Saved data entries
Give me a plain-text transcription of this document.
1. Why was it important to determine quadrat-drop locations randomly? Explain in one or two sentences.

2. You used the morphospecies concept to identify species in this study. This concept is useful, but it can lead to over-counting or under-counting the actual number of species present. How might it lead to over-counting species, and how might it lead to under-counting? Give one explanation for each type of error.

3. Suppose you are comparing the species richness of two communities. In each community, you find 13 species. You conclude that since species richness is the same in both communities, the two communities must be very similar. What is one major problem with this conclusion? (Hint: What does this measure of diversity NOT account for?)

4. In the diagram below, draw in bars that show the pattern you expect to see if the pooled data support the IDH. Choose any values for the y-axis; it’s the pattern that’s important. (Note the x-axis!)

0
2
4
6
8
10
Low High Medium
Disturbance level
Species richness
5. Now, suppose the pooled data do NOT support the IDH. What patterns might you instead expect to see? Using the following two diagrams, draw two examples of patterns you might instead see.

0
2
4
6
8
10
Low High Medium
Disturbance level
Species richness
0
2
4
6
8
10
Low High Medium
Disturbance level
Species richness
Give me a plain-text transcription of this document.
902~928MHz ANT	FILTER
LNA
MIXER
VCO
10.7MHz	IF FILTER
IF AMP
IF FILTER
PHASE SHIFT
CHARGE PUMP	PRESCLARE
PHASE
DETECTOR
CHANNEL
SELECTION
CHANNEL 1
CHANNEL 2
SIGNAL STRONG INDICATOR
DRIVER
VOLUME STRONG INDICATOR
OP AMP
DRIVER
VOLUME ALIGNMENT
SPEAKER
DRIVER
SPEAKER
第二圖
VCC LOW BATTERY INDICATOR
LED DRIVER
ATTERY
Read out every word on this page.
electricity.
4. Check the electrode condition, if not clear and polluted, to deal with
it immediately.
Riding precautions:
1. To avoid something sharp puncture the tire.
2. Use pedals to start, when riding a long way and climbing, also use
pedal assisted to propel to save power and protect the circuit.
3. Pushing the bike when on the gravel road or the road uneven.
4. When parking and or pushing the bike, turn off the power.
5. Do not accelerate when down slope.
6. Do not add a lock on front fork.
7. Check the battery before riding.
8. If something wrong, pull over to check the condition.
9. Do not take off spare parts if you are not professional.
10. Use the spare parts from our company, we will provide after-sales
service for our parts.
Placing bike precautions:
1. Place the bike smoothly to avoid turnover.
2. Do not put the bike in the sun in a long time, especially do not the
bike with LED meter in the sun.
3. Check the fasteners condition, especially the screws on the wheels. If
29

▸ **The exercise**: Repeat the records above exactly.

▸ **Solution to the problem**:
Give me a plain-text transcription of this document.
1. Why was it important to determine quadrat-drop locations randomly? Explain in one or two sentences.

2. You used the morphospecies concept to identify species in this study. This concept is useful, but it can lead to over-counting or under-counting the actual number of species present. How might it lead to over-counting species, and how might it lead to under-counting? Give one explanation for each type of error.

3. Suppose you are comparing the species richness of two communities. In each community, you find 13 species. You conclude that since species richness is the same in both communities, the two communities must be very similar. What is one major problem with this conclusion? (Hint: What does this measure of diversity NOT account for?)

4. In the diagram below, draw in bars that show the pattern you expect to see if the pooled data support the IDH. Choose any values for the y-axis; it’s the pattern that’s important. (Note the x-axis!)

0
2
4
6
8
10
Low High Medium
Disturbance level
Species richness
5. Now, suppose the pooled data do NOT support the IDH. What patterns might you instead expect to see? Using the following two diagrams, draw two examples of patterns you might instead see.

0
2
4
6
8
10
Low High Medium
Disturbance level
Species richness
0
2
4
6
8
10
Low High Medium
Disturbance level
Species richness
Give me a plain-text transcription of this document.
902~928MHz ANT	FILTER
LNA
MIXER
VCO
10.7MHz	IF FILTER
IF AMP
IF FILTER
PHASE SHIFT
CHARGE PUMP	PRESCLARE
PHASE
DETECTOR
CHANNEL
SELECTION
CHANNEL 1
CHANNEL 2
SIGNAL STRONG INDICATOR
DRIVER
VOLUME STRONG INDICATOR
OP AMP
DRIVER
VOLUME ALIGNMENT
SPEAKER
DRIVER
SPEAKER
第二圖
VCC LOW BATTERY INDICATOR
LED DRIVER
ATTERY
Read out every word on this page.
electricity.
4. Check the electrode condition, if not clear and polluted, to deal with
it immediately.
Riding precautions:
1. To avoid something sharp puncture the tire.
2. Use pedals to start, when riding a long way and climbing, also use
pedal assisted to propel to save power and protect the circuit.
3. Pushing the bike when on the gravel road or the road uneven.
4. When parking and or pushing the bike, turn off the power.
5. Do not accelerate when down slope.
6. Do not add a lock on front fork.
7. Check the battery before riding.
8. If something wrong, pull over to check the condition.
9. Do not take off spare parts if you are not professional.
10. Use the spare parts from our company, we will provide after-sales
service for our parts.
Placing bike precautions:
1. Place the bike smoothly to avoid turnover.
2. Do not put the bike in the sun in a long time, especially do not the
bike with LED meter in the sun.
3. Check the fasteners condition, especially the screws on the wheels. If
29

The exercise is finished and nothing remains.